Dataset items
◇ ◇ ◇ ◇ ◇ ◇ ◇

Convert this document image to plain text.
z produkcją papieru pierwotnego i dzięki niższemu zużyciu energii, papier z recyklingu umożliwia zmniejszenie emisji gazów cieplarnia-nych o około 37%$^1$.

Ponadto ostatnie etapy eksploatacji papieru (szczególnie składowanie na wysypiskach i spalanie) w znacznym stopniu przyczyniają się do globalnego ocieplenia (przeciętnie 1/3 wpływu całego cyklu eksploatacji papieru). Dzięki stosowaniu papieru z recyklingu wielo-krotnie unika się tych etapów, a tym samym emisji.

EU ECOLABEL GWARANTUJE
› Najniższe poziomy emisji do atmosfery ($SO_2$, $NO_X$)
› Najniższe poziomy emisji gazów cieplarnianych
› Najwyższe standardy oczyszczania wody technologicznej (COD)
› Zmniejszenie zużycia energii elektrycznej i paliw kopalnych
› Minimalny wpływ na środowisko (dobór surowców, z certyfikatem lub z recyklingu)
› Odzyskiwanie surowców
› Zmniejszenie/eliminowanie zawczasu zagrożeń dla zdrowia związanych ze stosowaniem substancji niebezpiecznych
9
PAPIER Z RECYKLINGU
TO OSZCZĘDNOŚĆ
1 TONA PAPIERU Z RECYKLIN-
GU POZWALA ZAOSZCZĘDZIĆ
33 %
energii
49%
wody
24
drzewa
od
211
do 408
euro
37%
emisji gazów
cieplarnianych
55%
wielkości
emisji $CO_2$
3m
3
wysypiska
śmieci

◇ ◇ ◇ ◇ ◇ ◇ ◇

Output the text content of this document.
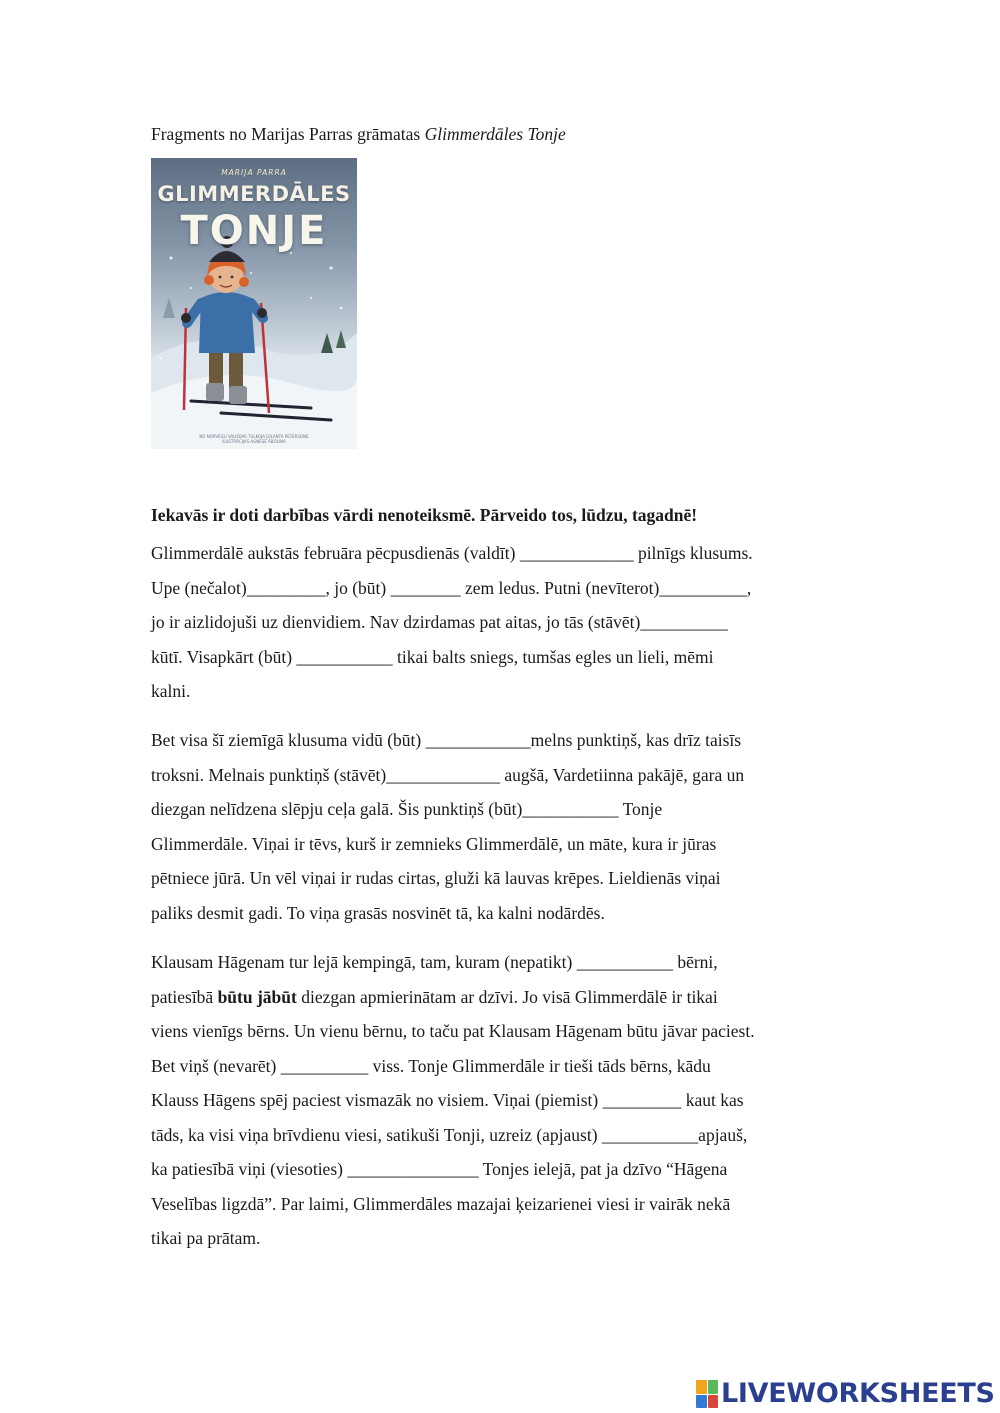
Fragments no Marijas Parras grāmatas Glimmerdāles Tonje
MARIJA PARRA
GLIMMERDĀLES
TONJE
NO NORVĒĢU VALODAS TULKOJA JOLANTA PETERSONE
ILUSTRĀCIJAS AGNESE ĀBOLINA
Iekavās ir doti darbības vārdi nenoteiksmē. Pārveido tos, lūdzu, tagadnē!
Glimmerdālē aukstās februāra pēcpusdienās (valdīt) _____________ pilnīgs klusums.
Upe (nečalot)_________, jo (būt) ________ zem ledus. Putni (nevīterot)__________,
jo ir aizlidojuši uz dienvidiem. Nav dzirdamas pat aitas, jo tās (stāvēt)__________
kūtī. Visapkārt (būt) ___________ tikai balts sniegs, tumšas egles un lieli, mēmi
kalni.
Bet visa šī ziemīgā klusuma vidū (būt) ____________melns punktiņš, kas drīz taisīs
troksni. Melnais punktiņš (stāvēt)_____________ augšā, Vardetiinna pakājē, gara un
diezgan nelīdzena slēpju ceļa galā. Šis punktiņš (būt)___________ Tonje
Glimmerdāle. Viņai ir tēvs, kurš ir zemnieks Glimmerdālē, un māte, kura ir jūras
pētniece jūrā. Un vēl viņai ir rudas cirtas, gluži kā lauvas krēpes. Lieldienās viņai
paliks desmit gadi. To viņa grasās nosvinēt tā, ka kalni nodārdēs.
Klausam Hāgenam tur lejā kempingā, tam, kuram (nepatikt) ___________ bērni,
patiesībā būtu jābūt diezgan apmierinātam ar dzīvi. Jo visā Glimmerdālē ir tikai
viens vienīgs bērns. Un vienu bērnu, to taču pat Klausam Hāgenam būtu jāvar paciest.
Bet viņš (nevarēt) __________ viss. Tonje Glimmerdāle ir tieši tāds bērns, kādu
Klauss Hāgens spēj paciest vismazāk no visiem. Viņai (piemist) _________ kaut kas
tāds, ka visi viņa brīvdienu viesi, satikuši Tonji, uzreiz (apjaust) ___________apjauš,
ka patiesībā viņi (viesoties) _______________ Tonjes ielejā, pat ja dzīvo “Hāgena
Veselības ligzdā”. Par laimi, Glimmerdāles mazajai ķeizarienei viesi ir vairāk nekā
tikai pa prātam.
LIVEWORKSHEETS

◇ ◇ ◇ ◇ ◇ ◇ ◇

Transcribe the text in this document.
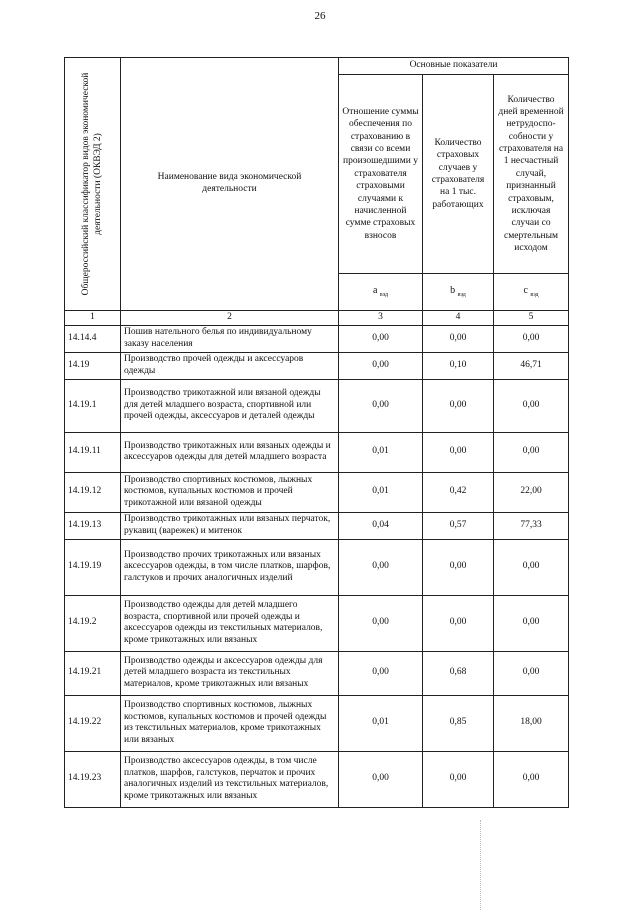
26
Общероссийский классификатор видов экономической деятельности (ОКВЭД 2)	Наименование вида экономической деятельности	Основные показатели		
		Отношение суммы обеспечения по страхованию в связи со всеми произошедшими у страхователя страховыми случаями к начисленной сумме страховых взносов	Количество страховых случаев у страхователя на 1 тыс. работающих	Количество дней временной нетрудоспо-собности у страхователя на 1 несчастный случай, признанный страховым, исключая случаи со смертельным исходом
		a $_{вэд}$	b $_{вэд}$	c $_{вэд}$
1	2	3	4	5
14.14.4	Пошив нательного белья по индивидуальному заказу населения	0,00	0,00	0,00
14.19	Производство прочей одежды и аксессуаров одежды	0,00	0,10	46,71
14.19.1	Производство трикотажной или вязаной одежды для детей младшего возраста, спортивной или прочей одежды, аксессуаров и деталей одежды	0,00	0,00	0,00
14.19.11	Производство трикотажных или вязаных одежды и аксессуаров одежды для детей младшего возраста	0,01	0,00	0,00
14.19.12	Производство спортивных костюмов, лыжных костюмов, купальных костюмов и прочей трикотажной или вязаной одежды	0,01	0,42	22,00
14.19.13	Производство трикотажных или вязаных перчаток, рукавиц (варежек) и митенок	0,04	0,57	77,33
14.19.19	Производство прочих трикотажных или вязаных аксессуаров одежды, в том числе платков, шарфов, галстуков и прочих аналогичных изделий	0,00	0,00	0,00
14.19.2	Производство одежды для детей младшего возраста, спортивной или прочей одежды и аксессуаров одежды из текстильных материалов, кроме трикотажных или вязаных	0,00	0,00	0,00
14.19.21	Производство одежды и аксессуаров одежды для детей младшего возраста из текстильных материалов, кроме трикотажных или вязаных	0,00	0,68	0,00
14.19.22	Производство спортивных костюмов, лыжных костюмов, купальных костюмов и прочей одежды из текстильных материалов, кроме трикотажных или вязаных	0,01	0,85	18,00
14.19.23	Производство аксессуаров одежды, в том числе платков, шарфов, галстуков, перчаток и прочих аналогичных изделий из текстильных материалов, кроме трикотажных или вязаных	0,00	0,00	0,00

◇ ◇ ◇ ◇ ◇ ◇ ◇

Exercise description: Only lines with the word "patiesībā" should be collected from the material.

Result for this exercise:
patiesībā būtu jābūt diezgan apmierinātam ar dzīvi. Jo visā Glimmerdālē ir tikai
ka patiesībā viņi (viesoties) _______________ Tonjes ielejā, pat ja dzīvo “Hāgena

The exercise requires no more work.